PROBLEM DETAILS -> Look through the records below and give the number of lines holding the string "代表人物", nothing more.

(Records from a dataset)
------------------------------------------------------------
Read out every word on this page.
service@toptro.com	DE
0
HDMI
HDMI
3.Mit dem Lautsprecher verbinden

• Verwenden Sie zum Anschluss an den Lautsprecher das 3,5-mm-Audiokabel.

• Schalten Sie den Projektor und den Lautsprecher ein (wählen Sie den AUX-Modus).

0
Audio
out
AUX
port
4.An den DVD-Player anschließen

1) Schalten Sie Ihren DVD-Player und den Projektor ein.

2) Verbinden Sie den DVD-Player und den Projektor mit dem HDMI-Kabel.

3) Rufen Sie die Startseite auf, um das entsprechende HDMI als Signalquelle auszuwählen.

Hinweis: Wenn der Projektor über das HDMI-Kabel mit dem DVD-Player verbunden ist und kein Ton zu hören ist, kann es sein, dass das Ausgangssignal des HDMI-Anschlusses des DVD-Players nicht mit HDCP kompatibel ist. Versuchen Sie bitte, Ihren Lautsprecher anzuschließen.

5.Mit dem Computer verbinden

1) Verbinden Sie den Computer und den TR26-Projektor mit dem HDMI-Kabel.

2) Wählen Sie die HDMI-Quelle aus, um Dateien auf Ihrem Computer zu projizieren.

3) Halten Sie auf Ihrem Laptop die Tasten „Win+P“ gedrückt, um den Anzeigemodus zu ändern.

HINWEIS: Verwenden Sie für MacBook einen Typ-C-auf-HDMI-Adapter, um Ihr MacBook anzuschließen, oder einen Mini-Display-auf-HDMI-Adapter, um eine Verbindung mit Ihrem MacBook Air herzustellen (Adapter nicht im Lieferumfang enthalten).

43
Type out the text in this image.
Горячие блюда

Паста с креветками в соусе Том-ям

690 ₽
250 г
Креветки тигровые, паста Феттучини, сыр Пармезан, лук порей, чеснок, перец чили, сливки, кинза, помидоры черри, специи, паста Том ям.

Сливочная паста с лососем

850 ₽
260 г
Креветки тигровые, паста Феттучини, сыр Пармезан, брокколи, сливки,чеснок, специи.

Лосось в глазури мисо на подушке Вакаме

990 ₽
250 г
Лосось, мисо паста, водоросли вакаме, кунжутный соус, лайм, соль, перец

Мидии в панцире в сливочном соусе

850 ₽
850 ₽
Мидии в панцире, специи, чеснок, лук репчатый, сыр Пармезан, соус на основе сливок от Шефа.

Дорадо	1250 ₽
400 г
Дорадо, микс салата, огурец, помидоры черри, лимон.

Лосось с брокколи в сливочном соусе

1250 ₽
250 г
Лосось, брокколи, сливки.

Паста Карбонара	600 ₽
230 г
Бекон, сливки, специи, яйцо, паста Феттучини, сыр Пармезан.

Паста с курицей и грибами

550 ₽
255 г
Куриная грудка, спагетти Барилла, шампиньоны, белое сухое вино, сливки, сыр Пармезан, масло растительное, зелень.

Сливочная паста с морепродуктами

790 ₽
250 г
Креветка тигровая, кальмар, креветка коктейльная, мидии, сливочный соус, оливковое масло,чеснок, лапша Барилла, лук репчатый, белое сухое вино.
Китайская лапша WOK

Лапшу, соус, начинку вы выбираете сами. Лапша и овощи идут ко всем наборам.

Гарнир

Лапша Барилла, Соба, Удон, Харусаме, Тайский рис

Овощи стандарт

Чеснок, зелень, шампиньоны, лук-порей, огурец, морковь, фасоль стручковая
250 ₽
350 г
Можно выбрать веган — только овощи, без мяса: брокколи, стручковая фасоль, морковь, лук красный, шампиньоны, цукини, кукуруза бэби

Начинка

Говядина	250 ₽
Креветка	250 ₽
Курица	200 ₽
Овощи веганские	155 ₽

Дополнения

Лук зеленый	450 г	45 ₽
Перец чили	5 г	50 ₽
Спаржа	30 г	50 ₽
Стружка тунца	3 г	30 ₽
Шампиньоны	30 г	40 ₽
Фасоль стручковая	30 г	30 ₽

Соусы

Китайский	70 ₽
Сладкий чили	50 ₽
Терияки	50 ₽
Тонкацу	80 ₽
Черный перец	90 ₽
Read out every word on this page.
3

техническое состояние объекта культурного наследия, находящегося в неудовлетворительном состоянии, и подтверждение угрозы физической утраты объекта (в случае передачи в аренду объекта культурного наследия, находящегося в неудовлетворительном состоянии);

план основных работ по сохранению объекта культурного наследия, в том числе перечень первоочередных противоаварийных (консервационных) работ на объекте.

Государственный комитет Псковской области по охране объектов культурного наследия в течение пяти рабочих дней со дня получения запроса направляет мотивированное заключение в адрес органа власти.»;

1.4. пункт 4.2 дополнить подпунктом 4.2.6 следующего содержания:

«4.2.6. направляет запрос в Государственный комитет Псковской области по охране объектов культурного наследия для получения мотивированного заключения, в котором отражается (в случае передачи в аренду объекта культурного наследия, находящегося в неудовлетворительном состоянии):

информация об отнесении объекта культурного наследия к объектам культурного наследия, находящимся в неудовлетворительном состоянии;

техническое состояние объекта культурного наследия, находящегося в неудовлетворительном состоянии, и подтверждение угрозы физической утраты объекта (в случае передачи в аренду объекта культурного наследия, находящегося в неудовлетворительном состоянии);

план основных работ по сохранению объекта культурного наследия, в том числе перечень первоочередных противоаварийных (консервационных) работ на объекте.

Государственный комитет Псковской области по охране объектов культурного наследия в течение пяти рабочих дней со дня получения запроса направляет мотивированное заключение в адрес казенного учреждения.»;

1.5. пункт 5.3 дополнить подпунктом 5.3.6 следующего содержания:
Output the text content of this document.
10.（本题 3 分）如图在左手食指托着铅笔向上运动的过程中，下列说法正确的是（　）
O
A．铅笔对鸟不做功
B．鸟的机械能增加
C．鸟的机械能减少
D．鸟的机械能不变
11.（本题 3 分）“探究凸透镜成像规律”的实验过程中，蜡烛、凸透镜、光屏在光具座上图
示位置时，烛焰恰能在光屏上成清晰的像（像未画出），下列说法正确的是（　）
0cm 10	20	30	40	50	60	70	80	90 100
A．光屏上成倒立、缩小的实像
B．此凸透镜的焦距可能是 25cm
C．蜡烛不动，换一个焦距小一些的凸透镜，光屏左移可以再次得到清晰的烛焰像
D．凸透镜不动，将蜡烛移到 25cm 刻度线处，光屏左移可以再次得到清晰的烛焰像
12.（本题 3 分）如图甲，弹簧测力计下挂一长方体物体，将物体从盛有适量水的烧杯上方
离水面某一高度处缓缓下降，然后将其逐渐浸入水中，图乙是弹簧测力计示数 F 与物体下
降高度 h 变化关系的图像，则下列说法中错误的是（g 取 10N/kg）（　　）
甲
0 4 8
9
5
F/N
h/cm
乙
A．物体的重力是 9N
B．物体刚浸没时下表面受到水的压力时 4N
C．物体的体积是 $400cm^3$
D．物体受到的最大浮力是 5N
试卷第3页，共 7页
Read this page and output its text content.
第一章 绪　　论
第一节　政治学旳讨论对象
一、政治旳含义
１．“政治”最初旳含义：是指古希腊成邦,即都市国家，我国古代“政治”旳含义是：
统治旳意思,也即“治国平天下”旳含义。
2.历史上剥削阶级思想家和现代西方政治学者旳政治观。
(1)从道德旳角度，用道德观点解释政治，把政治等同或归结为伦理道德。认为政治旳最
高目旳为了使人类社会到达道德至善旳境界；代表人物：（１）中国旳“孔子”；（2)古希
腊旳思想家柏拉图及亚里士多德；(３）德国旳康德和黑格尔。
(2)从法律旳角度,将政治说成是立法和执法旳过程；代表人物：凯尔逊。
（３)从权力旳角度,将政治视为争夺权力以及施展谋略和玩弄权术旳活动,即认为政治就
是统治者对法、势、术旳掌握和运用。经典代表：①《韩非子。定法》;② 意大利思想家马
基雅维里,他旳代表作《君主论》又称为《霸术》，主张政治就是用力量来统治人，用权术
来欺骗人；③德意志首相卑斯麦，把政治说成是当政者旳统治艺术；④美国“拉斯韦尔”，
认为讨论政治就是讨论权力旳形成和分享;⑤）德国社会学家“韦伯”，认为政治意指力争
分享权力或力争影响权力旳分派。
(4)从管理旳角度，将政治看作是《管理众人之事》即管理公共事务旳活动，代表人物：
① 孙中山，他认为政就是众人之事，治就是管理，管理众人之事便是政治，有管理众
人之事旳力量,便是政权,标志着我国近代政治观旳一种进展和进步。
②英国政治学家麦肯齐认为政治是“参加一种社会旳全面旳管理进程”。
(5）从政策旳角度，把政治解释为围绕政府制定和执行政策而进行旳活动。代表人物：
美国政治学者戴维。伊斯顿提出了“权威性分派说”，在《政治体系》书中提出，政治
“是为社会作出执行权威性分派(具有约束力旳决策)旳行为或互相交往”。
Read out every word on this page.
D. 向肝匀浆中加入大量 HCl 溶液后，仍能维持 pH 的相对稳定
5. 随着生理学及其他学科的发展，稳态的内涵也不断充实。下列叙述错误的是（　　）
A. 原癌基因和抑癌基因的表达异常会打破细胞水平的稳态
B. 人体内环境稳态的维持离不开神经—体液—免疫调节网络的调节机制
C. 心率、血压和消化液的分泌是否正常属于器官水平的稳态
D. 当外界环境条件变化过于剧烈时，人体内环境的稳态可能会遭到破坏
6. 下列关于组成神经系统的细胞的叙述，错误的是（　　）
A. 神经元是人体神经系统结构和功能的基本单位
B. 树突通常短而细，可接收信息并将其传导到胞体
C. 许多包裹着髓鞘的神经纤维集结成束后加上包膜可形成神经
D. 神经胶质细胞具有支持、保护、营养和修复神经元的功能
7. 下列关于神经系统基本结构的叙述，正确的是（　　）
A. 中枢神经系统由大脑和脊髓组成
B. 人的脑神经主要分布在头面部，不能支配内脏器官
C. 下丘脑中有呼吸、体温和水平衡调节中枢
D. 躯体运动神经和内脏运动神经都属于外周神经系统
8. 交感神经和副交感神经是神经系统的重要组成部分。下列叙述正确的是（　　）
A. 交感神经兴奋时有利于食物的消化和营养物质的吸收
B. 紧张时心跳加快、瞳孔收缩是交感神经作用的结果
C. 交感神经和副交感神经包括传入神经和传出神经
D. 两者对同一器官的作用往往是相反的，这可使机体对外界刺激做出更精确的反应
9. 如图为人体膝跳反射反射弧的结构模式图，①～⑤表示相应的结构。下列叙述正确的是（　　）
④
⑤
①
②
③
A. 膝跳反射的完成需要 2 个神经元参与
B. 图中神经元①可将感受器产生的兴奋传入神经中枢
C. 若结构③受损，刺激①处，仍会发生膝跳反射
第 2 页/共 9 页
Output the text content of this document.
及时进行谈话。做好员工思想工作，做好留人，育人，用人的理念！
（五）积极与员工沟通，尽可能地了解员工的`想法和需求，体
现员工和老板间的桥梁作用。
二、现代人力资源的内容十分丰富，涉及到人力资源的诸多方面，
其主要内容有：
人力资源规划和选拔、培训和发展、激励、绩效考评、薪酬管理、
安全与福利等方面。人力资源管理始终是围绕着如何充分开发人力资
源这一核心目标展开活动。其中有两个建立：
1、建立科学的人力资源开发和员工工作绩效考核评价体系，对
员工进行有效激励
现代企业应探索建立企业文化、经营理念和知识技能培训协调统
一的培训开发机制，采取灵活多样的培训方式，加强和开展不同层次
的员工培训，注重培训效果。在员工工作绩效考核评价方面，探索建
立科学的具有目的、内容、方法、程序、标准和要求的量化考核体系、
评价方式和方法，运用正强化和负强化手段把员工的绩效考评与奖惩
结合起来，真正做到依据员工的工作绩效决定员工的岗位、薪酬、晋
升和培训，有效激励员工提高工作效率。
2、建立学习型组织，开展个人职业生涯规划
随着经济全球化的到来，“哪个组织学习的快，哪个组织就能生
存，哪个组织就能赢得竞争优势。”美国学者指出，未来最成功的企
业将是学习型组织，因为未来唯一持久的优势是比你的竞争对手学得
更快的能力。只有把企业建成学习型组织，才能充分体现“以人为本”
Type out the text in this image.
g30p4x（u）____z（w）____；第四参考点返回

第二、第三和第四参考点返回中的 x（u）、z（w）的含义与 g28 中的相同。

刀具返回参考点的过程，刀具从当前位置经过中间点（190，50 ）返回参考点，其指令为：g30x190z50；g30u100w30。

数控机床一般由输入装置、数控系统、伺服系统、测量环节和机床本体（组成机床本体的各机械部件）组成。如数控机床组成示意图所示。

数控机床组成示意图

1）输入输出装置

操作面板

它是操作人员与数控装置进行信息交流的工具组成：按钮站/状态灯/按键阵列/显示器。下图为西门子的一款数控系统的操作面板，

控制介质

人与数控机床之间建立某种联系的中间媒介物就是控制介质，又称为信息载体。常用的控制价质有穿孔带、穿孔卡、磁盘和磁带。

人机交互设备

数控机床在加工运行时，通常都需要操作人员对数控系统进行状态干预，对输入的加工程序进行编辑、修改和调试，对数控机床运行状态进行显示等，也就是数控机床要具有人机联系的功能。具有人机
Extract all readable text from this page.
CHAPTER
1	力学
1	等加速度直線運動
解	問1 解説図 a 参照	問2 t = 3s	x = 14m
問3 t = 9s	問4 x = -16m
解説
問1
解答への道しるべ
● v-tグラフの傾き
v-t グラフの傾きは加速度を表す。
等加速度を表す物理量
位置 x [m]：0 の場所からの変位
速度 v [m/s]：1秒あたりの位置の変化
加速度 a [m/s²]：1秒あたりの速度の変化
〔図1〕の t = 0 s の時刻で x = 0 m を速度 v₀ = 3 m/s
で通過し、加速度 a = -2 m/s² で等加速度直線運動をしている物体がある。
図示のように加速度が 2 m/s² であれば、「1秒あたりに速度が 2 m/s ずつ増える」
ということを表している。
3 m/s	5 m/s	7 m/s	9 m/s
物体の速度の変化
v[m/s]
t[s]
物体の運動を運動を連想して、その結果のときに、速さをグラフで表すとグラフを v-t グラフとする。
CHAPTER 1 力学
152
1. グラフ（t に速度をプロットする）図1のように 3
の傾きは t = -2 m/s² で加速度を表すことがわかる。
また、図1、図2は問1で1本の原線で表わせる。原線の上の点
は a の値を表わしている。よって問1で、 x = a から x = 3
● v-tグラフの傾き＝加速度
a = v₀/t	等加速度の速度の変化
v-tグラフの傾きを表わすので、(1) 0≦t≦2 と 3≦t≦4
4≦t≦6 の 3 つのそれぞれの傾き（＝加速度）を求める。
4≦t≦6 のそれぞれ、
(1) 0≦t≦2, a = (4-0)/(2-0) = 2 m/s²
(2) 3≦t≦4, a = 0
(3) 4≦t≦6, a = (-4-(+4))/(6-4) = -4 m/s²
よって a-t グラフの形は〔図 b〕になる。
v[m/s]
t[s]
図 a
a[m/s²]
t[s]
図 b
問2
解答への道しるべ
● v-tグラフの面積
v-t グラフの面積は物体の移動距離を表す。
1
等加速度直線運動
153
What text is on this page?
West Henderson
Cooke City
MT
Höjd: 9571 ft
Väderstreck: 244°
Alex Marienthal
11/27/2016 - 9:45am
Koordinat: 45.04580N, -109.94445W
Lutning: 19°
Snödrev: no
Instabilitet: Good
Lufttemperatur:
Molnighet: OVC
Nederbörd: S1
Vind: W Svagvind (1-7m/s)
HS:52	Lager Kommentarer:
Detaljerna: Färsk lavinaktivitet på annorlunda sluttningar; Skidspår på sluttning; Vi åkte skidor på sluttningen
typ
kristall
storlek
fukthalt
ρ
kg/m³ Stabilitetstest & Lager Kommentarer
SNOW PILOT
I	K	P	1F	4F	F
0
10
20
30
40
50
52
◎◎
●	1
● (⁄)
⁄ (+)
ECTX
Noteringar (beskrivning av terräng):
------------------------------------------------------------
WRITTEN RESPONSE -> 4